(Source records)
-- BEGIN --

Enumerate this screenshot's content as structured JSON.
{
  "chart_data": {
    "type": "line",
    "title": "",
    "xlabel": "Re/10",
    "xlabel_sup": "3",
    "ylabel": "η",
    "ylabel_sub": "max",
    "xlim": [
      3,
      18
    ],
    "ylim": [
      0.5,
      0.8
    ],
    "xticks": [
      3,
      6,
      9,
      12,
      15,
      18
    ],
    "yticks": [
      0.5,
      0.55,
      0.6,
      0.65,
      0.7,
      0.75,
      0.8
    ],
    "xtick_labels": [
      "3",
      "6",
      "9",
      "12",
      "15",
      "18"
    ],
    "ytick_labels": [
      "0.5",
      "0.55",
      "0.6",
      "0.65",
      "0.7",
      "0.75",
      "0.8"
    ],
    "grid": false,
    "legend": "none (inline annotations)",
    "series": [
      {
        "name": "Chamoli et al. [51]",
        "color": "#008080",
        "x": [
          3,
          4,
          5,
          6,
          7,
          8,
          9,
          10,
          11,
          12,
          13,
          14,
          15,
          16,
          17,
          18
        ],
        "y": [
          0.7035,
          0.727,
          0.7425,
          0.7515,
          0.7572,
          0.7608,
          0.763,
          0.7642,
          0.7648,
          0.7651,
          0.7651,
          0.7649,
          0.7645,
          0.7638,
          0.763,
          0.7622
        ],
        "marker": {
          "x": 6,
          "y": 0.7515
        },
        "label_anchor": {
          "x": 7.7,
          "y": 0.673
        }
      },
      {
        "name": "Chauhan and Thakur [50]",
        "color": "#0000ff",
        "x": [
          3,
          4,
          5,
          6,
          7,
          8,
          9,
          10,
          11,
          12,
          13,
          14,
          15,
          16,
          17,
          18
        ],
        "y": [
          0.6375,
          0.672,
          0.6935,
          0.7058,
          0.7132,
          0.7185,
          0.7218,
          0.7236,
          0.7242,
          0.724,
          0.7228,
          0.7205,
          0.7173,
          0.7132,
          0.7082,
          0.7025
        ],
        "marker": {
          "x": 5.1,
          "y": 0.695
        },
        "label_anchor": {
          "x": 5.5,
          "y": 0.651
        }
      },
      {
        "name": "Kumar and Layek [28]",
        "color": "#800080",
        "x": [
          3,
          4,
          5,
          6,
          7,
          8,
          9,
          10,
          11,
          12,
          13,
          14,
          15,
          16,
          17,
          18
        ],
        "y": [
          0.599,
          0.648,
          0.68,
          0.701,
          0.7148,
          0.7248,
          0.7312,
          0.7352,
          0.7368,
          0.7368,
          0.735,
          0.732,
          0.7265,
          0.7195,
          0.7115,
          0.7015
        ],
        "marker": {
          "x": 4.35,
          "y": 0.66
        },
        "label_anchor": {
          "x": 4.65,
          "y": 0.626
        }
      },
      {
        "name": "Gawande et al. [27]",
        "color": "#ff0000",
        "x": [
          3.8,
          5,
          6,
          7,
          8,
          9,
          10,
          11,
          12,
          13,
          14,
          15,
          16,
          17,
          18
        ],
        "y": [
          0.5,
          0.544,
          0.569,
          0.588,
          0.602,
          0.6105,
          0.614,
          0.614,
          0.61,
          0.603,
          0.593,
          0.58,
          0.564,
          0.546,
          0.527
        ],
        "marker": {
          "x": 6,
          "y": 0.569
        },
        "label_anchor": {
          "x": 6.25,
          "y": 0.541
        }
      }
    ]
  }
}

-- END --

__PROBLEM DESCRIPTION__
Copy every line in the records above that contains the word "name".

__WORKED ANSWER__
        "name": "Chamoli et al. [51]",
        "name": "Chauhan and Thakur [50]",
        "name": "Kumar and Layek [28]",
        "name": "Gawande et al. [27]",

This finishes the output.